_WHAT TO PRODUCE:_ Report only the number of lines holding "Coprocessor".

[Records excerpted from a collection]

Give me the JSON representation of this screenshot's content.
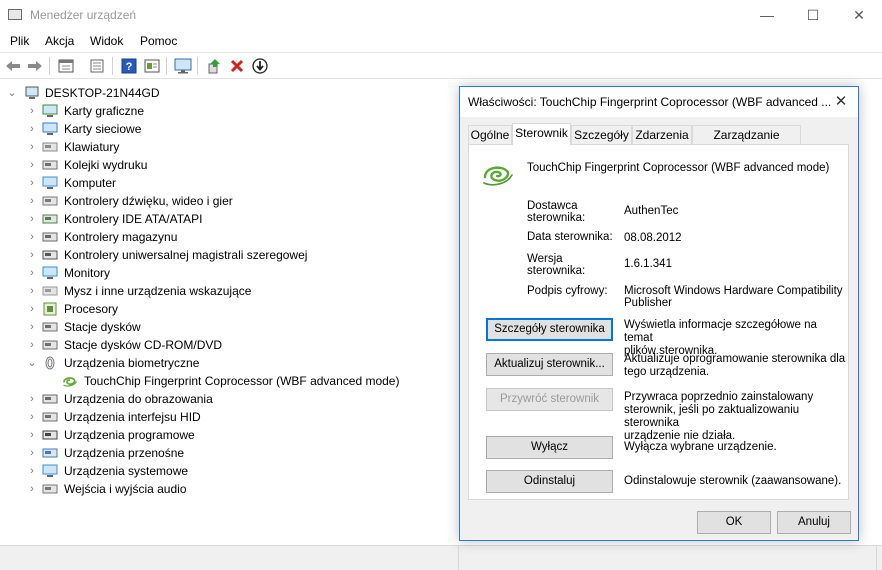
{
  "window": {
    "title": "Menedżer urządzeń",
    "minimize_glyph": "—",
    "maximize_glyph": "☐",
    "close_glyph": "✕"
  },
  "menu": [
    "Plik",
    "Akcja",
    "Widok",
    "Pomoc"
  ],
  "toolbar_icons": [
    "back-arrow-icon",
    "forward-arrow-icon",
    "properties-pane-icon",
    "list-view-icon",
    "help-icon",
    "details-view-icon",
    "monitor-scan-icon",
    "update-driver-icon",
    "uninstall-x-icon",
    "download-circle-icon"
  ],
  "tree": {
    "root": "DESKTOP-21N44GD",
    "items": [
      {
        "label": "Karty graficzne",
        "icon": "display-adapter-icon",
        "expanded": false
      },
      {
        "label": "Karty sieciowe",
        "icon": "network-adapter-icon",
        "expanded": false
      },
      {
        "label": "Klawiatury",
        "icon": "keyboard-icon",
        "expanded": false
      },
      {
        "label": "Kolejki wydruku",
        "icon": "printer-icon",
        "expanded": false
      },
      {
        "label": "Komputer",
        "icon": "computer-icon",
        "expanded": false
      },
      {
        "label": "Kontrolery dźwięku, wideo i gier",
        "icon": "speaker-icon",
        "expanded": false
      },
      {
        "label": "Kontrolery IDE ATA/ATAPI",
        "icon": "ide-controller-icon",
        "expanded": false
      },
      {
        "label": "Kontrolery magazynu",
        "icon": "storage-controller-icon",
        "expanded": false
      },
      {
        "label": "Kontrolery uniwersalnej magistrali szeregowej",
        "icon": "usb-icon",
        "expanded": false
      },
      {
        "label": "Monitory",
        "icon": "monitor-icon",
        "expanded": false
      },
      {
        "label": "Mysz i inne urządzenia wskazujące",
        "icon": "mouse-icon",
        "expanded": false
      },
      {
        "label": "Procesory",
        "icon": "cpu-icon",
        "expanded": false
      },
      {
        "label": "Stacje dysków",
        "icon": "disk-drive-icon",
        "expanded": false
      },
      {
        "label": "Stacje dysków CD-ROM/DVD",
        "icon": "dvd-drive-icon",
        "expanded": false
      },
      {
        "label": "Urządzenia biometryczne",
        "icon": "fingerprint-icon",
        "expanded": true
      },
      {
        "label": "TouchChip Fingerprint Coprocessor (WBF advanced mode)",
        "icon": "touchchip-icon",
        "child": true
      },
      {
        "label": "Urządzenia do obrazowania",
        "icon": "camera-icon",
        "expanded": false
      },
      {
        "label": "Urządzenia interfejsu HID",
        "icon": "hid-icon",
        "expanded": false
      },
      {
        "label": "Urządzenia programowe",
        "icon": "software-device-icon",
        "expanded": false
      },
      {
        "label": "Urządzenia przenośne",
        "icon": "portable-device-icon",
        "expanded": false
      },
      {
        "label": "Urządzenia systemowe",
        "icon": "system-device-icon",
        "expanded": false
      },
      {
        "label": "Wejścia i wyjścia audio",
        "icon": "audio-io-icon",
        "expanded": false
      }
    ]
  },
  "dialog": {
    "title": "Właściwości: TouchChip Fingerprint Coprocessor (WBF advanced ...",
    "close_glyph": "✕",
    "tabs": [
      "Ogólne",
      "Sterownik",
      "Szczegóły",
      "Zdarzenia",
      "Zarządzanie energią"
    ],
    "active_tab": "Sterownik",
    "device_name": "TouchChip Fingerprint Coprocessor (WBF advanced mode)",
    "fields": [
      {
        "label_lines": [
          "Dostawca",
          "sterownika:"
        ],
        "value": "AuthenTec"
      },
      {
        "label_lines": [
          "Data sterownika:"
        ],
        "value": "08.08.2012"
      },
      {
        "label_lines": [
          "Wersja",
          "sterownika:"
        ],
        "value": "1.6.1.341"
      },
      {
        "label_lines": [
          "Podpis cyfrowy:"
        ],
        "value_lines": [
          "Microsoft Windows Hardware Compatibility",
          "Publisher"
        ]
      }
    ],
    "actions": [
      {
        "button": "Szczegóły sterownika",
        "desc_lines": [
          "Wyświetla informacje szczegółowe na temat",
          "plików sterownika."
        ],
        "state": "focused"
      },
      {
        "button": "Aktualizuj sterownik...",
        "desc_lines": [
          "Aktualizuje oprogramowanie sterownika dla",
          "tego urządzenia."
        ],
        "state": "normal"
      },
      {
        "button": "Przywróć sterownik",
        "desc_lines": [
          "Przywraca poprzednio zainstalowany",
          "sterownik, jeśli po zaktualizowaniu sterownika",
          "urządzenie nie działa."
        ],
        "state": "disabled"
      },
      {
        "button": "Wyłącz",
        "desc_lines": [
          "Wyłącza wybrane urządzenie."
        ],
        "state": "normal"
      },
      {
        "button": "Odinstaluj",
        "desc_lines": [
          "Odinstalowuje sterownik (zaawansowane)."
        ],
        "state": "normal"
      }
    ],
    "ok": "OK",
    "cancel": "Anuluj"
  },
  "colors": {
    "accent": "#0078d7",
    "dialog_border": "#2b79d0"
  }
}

_WRITTEN RESPONSE:_ 3